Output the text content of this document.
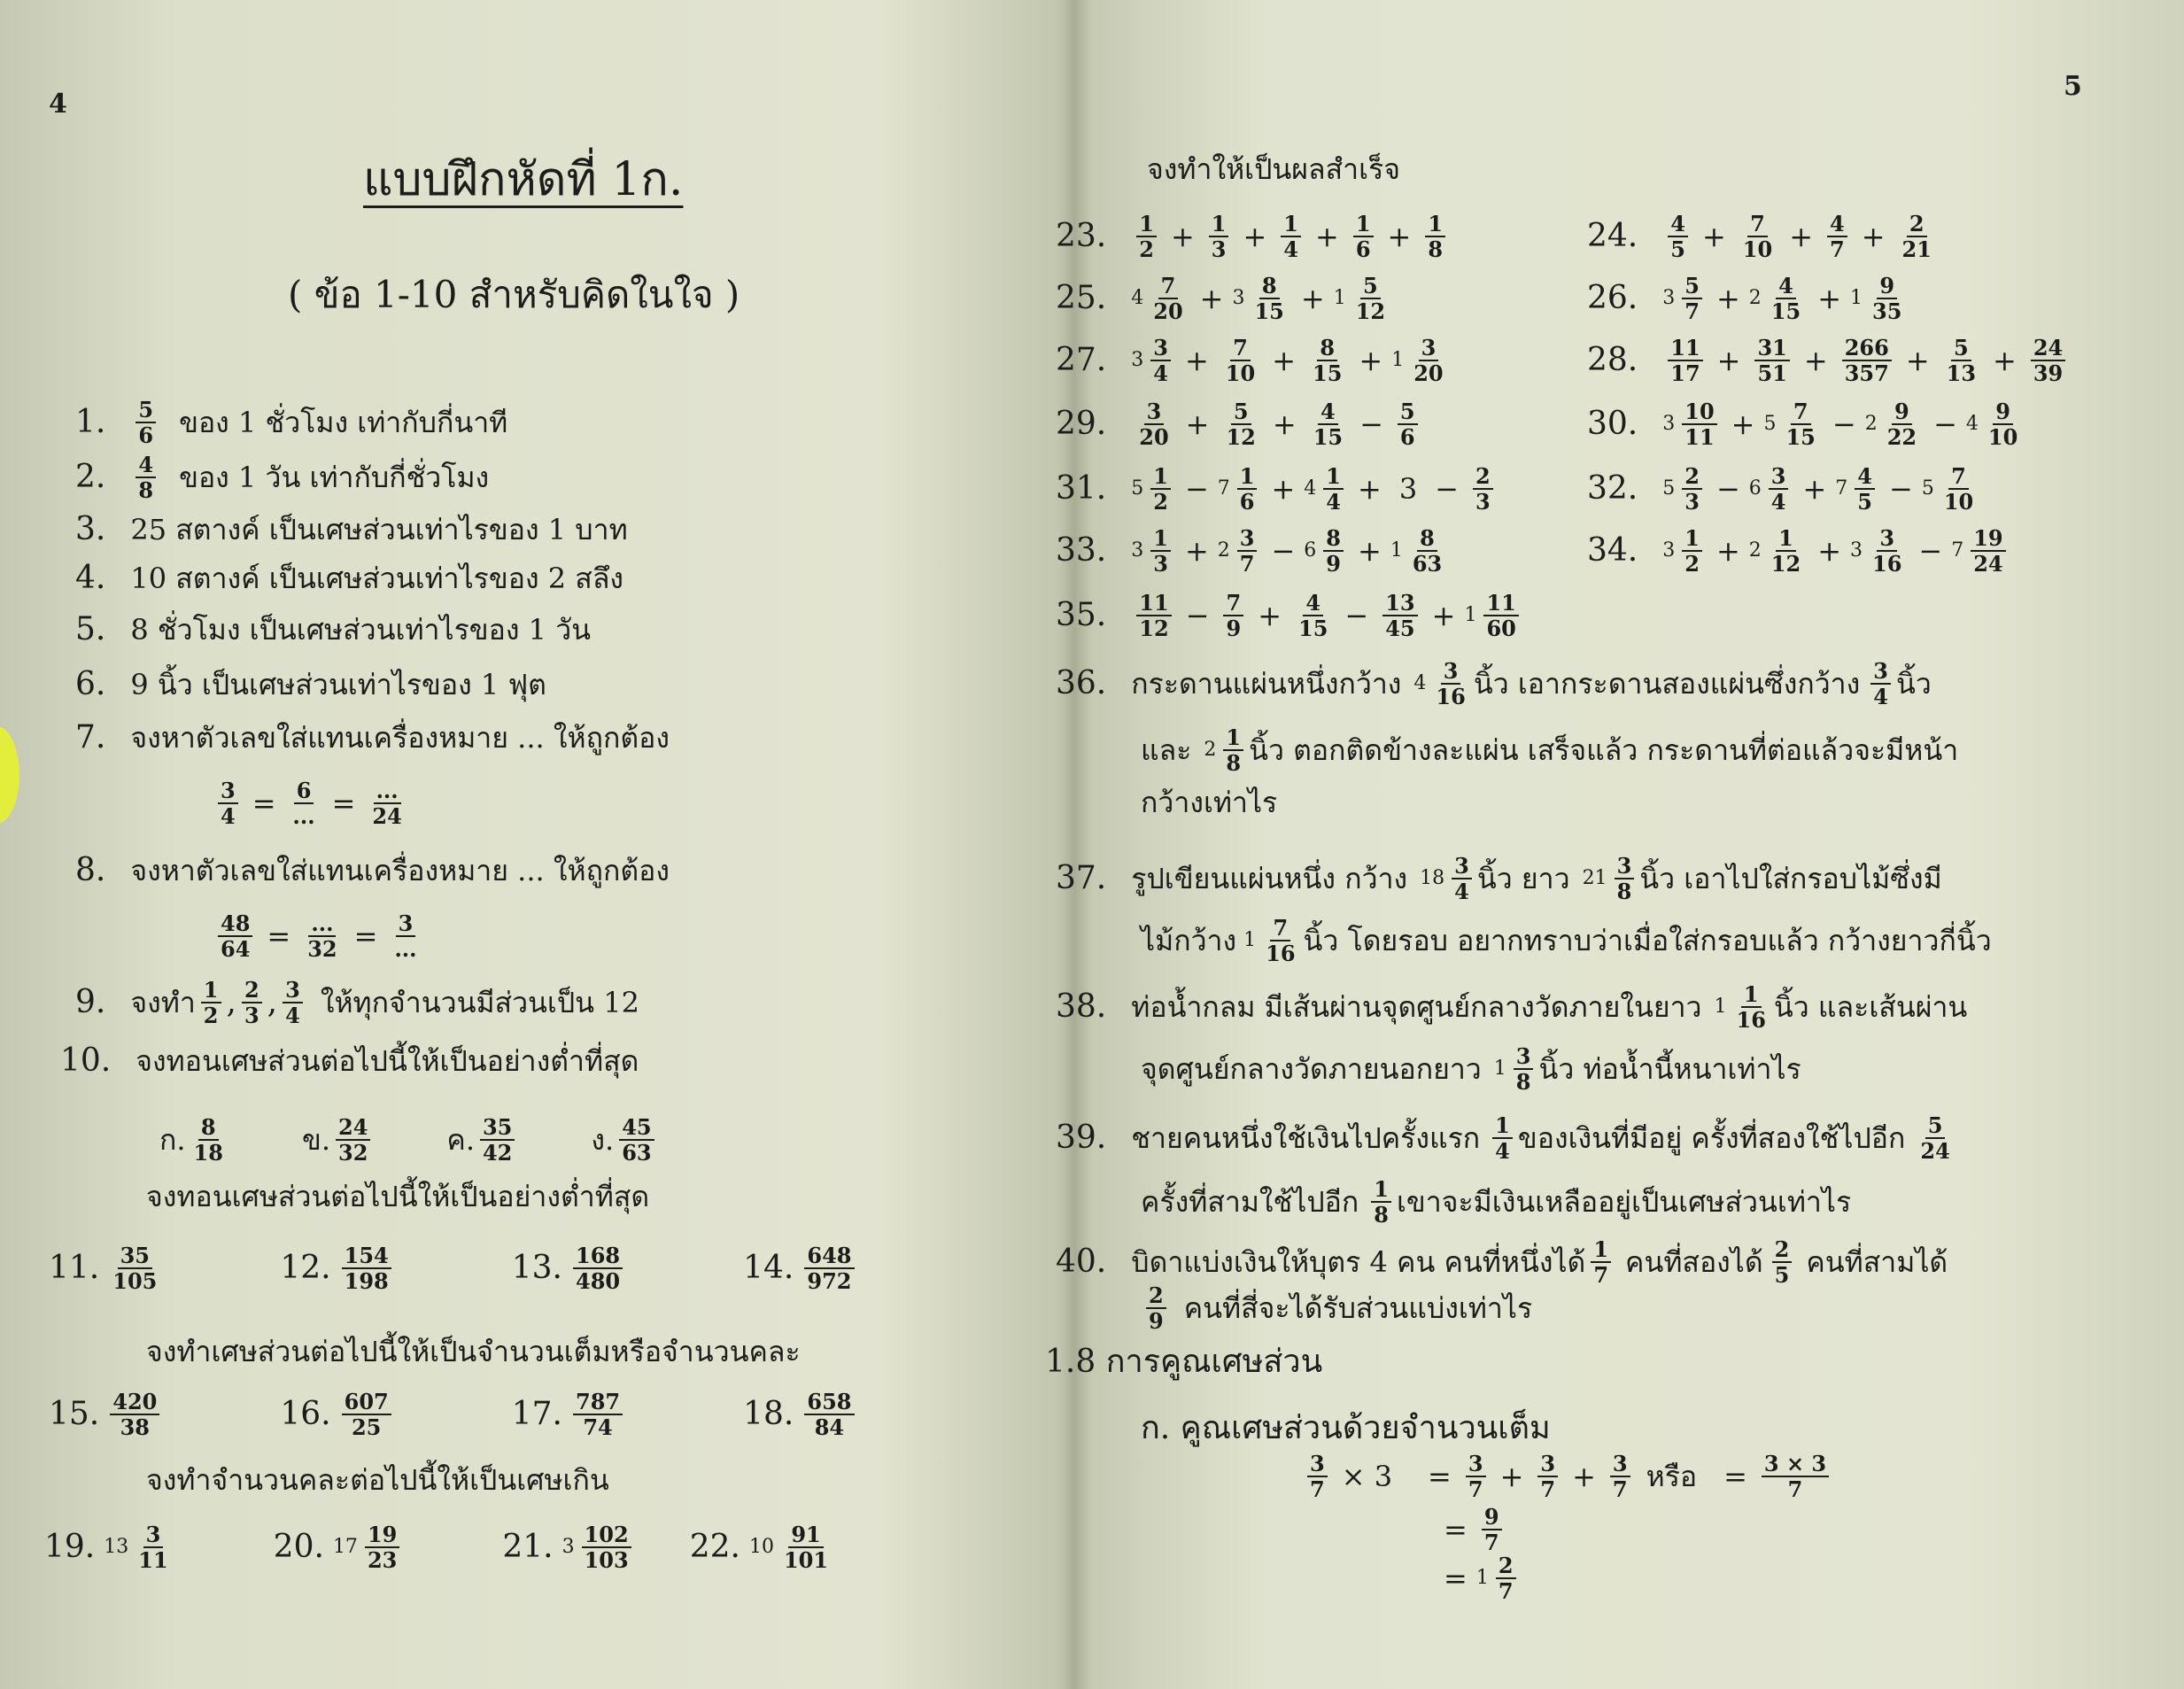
4
แบบฝึกหัดที่ 1ก.
( ข้อ 1-10 สำหรับคิดในใจ )
1. $\frac{5}{6}$ ของ 1 ชั่วโมง เท่ากับกี่นาที
2. $\frac{4}{8}$ ของ 1 วัน เท่ากับกี่ชั่วโมง
3. 25 สตางค์ เป็นเศษส่วนเท่าไรของ 1 บาท
4. 10 สตางค์ เป็นเศษส่วนเท่าไรของ 2 สลึง
5. 8 ชั่วโมง เป็นเศษส่วนเท่าไรของ 1 วัน
6. 9 นิ้ว เป็นเศษส่วนเท่าไรของ 1 ฟุต
7. จงหาตัวเลขใส่แทนเครื่องหมาย ... ให้ถูกต้อง
$\frac{3}{4} = \frac{6}{...} = \frac{...}{24}$
8. จงหาตัวเลขใส่แทนเครื่องหมาย ... ให้ถูกต้อง
$\frac{48}{64} = \frac{...}{32} = \frac{3}{...}$
9. จงทำ $\frac{1}{2}$ , $\frac{2}{3}$ , $\frac{3}{4}$ ให้ทุกจำนวนมีส่วนเป็น 12
10. จงทอนเศษส่วนต่อไปนี้ให้เป็นอย่างต่ำที่สุด
ก. $\frac{8}{18}$	ข. $\frac{24}{32}$	ค. $\frac{35}{42}$	ง. $\frac{45}{63}$
จงทอนเศษส่วนต่อไปนี้ให้เป็นอย่างต่ำที่สุด
11. $\frac{35}{105}$	12. $\frac{154}{198}$	13. $\frac{168}{480}$	14. $\frac{648}{972}$
จงทำเศษส่วนต่อไปนี้ให้เป็นจำนวนเต็มหรือจำนวนคละ
15. $\frac{420}{38}$	16. $\frac{607}{25}$	17. $\frac{787}{74}$	18. $\frac{658}{84}$
จงทำจำนวนคละต่อไปนี้ให้เป็นเศษเกิน
19. $13 \frac{3}{11}$	20. $17 \frac{19}{23}$	21. $3 \frac{102}{103} 22$. $10 \frac{91}{101}$
5
จงทำให้เป็นผลสำเร็จ
23. $\frac{1}{2} + \frac{1}{3} + \frac{1}{4} + \frac{1}{6} + \frac{1}{8}$	24. $\frac{4}{5} + \frac{7}{10} + \frac{4}{7} + \frac{2}{21}$
25. $4 \frac{7}{20} + 3 \frac{8}{15} + 1 \frac{5}{12}$	26. $3 \frac{5}{7} + 2 \frac{4}{15} + 1 \frac{9}{35}$
27. $3 \frac{3}{4} + \frac{7}{10} + \frac{8}{15} + 1 \frac{3}{20}$	28. $\frac{11}{17} + \frac{31}{51} + \frac{266}{357} + \frac{5}{13} + \frac{24}{39}$
29. $\frac{3}{20} + \frac{5}{12} + \frac{4}{15} - \frac{5}{6}$	30. $3 \frac{10}{11} + 5 \frac{7}{15} - 2 \frac{9}{22} - 4 \frac{9}{10}$
31. $5 \frac{1}{2} - 7 \frac{1}{6} + 4 \frac{1}{4} + 3 - \frac{2}{3}$	32. $5 \frac{2}{3} - 6 \frac{3}{4} + 7 \frac{4}{5} - 5 \frac{7}{10}$
33. $3 \frac{1}{3} + 2 \frac{3}{7} - 6 \frac{8}{9} + 1 \frac{8}{63}$	34. $3 \frac{1}{2} + 2 \frac{1}{12} + 3 \frac{3}{16} - 7 \frac{19}{24}$
35. $\frac{11}{12} - \frac{7}{9} + \frac{4}{15} - \frac{13}{45} + 1 \frac{11}{60}$
36. กระดานแผ่นหนึ่งกว้าง $4 \frac{3}{16}$ นิ้ว เอากระดานสองแผ่นซึ่งกว้าง $\frac{3}{4}$ นิ้ว
และ $2 \frac{1}{8}$ นิ้ว ตอกติดข้างละแผ่น เสร็จแล้ว กระดานที่ต่อแล้วจะมีหน้า
กว้างเท่าไร
37. รูปเขียนแผ่นหนึ่ง กว้าง $18 \frac{3}{4}$ นิ้ว ยาว $21 \frac{3}{8}$ นิ้ว เอาไปใส่กรอบไม้ซึ่งมี
ไม้กว้าง $1 \frac{7}{16}$ นิ้ว โดยรอบ อยากทราบว่าเมื่อใส่กรอบแล้ว กว้างยาวกี่นิ้ว
38. ท่อน้ำกลม มีเส้นผ่านจุดศูนย์กลางวัดภายในยาว $1 \frac{1}{16}$ นิ้ว และเส้นผ่าน
จุดศูนย์กลางวัดภายนอกยาว $1 \frac{3}{8}$ นิ้ว ท่อน้ำนี้หนาเท่าไร
39. ชายคนหนึ่งใช้เงินไปครั้งแรก $\frac{1}{4}$ ของเงินที่มีอยู่ ครั้งที่สองใช้ไปอีก $\frac{5}{24}$
ครั้งที่สามใช้ไปอีก $\frac{1}{8}$ เขาจะมีเงินเหลืออยู่เป็นเศษส่วนเท่าไร
40. บิดาแบ่งเงินให้บุตร 4 คน คนที่หนึ่งได้ $\frac{1}{7}$ คนที่สองได้ $\frac{2}{5}$ คนที่สามได้
$\frac{2}{9}$ คนที่สี่จะได้รับส่วนแบ่งเท่าไร
1.8 การคูณเศษส่วน
ก. คูณเศษส่วนด้วยจำนวนเต็ม
$\frac{3}{7} \times 3 = \frac{3}{7} + \frac{3}{7} + \frac{3}{7}$ หรือ = $\frac{3 \times 3}{7}$
= $\frac{9}{7}$
= $1 \frac{2}{7}$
-*-*-
GIVEN PROBLEM » Copy every line of the listing that contains the word "จงทอนเศษส".

FINAL RESULT »
10. จงทอนเศษส่วนต่อไปนี้ให้เป็นอย่างต่ำที่สุด
จงทอนเศษส่วนต่อไปนี้ให้เป็นอย่างต่ำที่สุด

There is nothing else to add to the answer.